Text passage>

Torres del Paine
If Mr. Miyagi had been a Spanish teacher, he may have sent Daniel-San to Torres del Paine with instructions to say ‘Hola’ to every person he met on the trail. After the first thousand ‘Ho-La’s I began to hear what a complex word it actually is. Chileans tend to pronounce it ‘Hwey-Lá” but you have to learn to hear it through repetition. In order to master Spanish Daniel-San, first learn to say hello. Gracias, señor Miyagi.
We took two buses and a ferry for a total of three hours to get to the first trailhead. As the first bus turned from the main road and headed towards the mountains, we and our fellow tourists gasped. No picture can prepare you for the scale of the towers of Torres del Paine. They stand shoulder to shoulder with high mountains, giant blocks of stone, as high or higher than the surrounding peaks. They are the shape of quickly split pieces of cordwood stood on end. Sheer faces shoot thousands of feet into the air, topped with snow.
This is Chile’s patrimony, a word in Spanish as well to describe a gift, an inheritance and a treasure for the generations. The Chileans treat it as such, the park is very popular and heavily regulated. A massive forest fire incinerated acres of grassland, forest and animal habitat in 2011 due to a careless campfire. The winds in Torres del Paine are so fierce and consistent that it took no time to scorch almost the entirety of the most popular trail in the park, the ‘W’. The camper who started the fire was fined $100,000 and the park now has a strict no fire policy. Even camp stoves are restricted to designated areas.
The W is a 46.5 mile hike that takes a fit trekker 4 days. From Grays Glacier in the west of the park to El Torres in the East. We were a. not ready for such a hike and b. only going to be there for two days.

Material for this exercise>
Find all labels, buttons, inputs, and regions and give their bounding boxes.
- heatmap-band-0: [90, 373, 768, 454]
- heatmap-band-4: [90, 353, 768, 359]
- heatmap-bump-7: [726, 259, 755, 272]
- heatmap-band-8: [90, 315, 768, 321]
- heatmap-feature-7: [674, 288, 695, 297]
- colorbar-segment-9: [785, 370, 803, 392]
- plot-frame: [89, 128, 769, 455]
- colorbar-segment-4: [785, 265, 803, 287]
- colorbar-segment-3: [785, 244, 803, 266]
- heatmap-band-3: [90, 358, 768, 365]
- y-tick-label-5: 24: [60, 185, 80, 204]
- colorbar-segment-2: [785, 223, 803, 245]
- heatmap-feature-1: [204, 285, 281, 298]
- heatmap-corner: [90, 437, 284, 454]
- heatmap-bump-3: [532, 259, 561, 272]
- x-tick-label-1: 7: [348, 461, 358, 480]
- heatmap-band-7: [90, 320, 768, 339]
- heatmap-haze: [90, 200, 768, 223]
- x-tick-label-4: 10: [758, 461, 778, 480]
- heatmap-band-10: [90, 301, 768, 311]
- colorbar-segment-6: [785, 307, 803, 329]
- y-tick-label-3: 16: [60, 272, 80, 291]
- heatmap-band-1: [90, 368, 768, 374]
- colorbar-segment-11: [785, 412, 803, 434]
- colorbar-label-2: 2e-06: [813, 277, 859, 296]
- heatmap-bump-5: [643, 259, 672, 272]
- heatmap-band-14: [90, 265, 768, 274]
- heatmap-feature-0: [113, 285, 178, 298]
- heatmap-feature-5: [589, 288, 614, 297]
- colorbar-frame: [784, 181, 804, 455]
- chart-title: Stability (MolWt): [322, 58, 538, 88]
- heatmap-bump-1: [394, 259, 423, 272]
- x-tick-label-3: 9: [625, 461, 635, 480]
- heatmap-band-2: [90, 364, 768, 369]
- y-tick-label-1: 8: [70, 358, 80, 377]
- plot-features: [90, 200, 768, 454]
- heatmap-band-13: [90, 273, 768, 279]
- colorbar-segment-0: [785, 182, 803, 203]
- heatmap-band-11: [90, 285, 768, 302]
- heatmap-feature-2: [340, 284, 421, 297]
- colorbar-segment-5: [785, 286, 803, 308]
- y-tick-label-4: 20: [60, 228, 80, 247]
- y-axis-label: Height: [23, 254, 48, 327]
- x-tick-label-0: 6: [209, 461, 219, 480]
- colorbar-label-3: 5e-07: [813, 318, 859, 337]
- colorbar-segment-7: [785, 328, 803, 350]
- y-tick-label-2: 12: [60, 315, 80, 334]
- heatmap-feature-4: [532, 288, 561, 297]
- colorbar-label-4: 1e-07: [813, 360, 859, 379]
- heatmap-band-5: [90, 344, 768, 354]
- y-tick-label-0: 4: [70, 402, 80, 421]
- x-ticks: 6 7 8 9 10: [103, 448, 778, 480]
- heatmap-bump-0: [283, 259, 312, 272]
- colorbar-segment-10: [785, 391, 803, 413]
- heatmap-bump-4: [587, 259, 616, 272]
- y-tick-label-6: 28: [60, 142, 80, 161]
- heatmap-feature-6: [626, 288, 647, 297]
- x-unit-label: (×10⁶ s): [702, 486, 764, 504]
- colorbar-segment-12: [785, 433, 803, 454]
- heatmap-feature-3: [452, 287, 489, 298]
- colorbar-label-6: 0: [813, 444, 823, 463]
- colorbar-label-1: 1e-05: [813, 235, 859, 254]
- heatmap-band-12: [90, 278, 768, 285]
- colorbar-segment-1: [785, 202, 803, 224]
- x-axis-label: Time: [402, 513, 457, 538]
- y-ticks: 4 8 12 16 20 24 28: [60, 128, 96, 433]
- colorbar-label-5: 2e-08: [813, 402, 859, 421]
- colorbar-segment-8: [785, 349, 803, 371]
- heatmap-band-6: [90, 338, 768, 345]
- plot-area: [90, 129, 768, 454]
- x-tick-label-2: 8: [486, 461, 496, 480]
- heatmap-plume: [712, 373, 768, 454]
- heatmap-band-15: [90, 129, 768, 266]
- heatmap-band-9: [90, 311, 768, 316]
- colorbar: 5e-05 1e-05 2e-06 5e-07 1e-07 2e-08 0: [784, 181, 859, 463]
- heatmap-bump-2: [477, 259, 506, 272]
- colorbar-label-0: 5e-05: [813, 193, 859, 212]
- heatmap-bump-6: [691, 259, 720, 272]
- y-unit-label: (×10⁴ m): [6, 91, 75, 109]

Written instruction 1>
In the records, from their first line through the line containing "- heatmap-bump-5: [643, 259, 672, 272]", swap "heatmap-band" for "heatmap-stripe" and give back only those lines, otherwise unchanged.
Written instruction 2>
Carry the text about hiking in Torres del Paine on from its last sentence.
The Torres del Paine text and the records have no connection to each other.

Result 1>
Find all labels, buttons, inputs, and regions and give their bounding boxes.
- heatmap-stripe-0: [90, 373, 768, 454]
- heatmap-stripe-4: [90, 353, 768, 359]
- heatmap-bump-7: [726, 259, 755, 272]
- heatmap-stripe-8: [90, 315, 768, 321]
- heatmap-feature-7: [674, 288, 695, 297]
- colorbar-segment-9: [785, 370, 803, 392]
- plot-frame: [89, 128, 769, 455]
- colorbar-segment-4: [785, 265, 803, 287]
- colorbar-segment-3: [785, 244, 803, 266]
- heatmap-stripe-3: [90, 358, 768, 365]
- y-tick-label-5: 24: [60, 185, 80, 204]
- colorbar-segment-2: [785, 223, 803, 245]
- heatmap-feature-1: [204, 285, 281, 298]
- heatmap-corner: [90, 437, 284, 454]
- heatmap-bump-3: [532, 259, 561, 272]
- x-tick-label-1: 7: [348, 461, 358, 480]
- heatmap-stripe-7: [90, 320, 768, 339]
- heatmap-haze: [90, 200, 768, 223]
- x-tick-label-4: 10: [758, 461, 778, 480]
- heatmap-stripe-10: [90, 301, 768, 311]
- colorbar-segment-6: [785, 307, 803, 329]
- y-tick-label-3: 16: [60, 272, 80, 291]
- heatmap-stripe-1: [90, 368, 768, 374]
- colorbar-segment-11: [785, 412, 803, 434]
- colorbar-label-2: 2e-06: [813, 277, 859, 296]
- heatmap-bump-5: [643, 259, 672, 272]

Result 2>
Though our gear is light and made for camping, we stood at the base of a 14k hike feeling like runners showing up for a marathon in flip flops holding cans of beer.
After twenty minutes of climbing straight up we questioned our sanity. Aside from the occasional walk to find a hostel, I hadn’t gone anywhere significant with a heavy pack on my shoulders for five years. After an hour we were sucking wind, wind that was conveniently blowing directly in our faces. After two hours we reached a pass where the wind was so strong I could lean forward at an angle with my pack on. It felt like flying. It had started to spit rain and I’d slipped a rain over over my backpack. The rain cover filled with air and I felt gravity lose its appeal. Though we were sore from the first half of the hike the rain was becoming steady, biting in the gale, we were filled energy – a second wind if you will.
A stronger gust hit the side of my pack and knocked me off balance. I wasn’t in danger if being pushed off the pass, but I could have been if not careful.
When we finally reached Refugio Gray, we were beaten but happy to have been up to the challenge. It was still raining lightly and less windy behind the little hill the Refugio sits behind.
We walked into the Refugio to pay for a camp sight (our original intention was to keep hiking to a free site, but we weren’t up to another three hours on the trail in the rain.) Magda asked sweetly where the most sheltered sight might be and the galant behind the counter brightened up and led her to his favorite spot. I followed. I’m thinking of turning this blog into a monologue about how I need to learn Spanish or risk being forgotten about on a forest trail somewhere.
The rain continued while I set up the tent and then stopped when I was done and thoroughly soaked. Magda was in the Refugio making coffee for us, but I was already steeping in a nice brew of self pity.
With coffee and clear skies came a new lease on life. We perked up and walked up to the glacier. We’d talked about the glaciers we’d seen, and even walked across, in New Zealand, and wondered how this would stack up. The first thing we saw was a laguna filled with the styrofoam from a crushed cooler box, only on a giant scale. This was the refuse of the calving glacier, pushed by the wind into this cove. The chunks were the size of capsized boats and a stunning blue that was so vibrant in the newly shining sun that it practically glowed. Glacier Grey itself was on our left, and it too was truly lovely and vast, but we were mesmerized by these fallen towers, listing and glistening in the sun.
During the night the wind picked up, which I thought short of becoming a hurricane would have been hard.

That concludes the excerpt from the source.